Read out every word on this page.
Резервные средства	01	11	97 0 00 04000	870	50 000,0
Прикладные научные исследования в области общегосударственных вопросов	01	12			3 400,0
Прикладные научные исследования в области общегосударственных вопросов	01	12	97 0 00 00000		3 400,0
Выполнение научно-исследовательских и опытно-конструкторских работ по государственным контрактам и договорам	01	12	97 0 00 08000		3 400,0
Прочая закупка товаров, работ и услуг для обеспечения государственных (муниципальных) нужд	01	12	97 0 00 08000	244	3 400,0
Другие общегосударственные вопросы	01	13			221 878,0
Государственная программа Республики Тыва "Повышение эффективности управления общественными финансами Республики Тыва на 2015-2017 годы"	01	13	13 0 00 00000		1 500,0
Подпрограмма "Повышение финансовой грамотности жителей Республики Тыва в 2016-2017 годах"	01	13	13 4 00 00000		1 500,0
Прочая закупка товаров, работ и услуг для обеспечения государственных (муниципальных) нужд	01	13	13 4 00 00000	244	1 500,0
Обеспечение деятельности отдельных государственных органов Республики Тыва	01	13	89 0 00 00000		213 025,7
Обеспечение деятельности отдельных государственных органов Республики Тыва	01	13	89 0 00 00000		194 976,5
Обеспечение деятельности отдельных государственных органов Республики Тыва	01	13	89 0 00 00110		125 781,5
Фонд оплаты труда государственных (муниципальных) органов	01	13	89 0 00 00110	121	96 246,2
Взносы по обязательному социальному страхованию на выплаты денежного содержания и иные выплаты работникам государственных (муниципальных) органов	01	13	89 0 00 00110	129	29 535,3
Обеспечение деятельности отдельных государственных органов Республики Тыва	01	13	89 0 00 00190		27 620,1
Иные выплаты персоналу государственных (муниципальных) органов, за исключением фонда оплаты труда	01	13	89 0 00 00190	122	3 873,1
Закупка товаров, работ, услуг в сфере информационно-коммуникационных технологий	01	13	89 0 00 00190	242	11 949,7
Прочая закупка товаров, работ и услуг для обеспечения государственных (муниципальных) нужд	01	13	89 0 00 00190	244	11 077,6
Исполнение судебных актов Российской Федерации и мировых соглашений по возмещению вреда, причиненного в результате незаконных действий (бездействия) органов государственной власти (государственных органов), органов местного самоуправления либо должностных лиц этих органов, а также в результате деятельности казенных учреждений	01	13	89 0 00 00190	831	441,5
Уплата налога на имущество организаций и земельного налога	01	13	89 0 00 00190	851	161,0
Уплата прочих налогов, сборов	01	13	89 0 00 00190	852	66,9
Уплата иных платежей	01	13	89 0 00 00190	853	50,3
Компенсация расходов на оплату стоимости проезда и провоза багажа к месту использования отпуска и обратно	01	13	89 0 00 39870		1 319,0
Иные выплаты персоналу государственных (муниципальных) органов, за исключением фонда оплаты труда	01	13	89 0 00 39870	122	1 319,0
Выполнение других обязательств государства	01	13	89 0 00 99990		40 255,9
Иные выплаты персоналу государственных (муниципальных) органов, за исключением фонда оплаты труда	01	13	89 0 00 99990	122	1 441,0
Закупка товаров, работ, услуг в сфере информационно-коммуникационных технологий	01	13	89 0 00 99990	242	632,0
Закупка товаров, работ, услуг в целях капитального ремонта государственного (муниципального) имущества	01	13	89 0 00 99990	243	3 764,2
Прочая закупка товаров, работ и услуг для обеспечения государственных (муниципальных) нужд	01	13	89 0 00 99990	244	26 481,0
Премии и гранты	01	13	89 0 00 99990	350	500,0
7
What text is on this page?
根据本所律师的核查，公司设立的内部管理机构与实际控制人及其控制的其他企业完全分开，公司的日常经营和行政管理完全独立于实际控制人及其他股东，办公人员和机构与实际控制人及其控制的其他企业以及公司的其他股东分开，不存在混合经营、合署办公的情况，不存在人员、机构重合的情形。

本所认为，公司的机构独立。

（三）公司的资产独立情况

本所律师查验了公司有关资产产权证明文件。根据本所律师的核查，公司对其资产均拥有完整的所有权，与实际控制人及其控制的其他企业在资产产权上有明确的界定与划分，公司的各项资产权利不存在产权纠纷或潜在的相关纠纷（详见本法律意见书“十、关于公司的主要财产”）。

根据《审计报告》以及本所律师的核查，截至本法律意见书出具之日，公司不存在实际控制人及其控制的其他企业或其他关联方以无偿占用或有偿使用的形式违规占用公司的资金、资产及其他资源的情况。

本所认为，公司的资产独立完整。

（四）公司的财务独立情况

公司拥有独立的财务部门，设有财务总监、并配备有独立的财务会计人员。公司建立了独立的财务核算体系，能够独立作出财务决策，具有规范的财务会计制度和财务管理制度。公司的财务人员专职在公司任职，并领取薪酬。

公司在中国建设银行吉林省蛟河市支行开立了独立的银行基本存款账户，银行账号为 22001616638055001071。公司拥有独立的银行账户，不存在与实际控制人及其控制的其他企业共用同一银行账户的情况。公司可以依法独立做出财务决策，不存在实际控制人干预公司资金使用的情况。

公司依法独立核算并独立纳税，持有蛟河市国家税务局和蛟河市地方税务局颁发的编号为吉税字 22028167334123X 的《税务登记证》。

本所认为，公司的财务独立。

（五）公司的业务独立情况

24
---
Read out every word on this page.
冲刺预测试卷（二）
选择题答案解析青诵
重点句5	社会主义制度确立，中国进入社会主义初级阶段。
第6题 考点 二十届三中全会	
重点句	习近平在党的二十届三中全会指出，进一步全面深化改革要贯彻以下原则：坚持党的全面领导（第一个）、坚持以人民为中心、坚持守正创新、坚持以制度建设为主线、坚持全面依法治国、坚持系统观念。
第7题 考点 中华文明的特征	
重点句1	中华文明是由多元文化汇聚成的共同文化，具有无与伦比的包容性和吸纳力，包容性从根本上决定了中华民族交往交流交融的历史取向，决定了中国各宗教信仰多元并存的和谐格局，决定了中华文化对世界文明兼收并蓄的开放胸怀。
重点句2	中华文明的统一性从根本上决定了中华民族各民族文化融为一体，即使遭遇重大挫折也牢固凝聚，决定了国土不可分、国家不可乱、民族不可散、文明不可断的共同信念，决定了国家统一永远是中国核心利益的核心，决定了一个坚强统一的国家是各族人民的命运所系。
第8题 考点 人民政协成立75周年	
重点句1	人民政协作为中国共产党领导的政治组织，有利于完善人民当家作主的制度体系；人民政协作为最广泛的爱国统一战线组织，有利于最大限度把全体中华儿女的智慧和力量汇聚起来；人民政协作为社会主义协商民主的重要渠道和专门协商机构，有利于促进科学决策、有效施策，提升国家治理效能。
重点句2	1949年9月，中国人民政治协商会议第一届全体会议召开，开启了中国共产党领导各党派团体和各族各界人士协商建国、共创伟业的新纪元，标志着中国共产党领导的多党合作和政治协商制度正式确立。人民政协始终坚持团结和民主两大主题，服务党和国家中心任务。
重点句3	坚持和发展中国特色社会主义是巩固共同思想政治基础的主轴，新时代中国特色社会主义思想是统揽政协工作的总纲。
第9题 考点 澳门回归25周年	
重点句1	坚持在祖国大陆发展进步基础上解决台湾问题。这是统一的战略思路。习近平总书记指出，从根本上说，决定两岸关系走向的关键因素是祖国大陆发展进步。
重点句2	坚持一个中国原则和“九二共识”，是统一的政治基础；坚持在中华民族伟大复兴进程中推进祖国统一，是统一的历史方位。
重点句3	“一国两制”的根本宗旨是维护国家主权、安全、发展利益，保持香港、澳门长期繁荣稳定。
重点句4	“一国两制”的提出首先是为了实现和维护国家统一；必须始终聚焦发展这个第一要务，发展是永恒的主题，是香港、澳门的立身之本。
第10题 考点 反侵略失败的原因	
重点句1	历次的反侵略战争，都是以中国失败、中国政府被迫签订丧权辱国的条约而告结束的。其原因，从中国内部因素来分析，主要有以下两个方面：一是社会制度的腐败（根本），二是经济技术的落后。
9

TASK REQUIREMENTS: Which lines hold the word "本所认为"? Copy each of them from the records.

FINISHED EXERCISE:
本所认为，公司的机构独立。
本所认为，公司的资产独立完整。
本所认为，公司的财务独立。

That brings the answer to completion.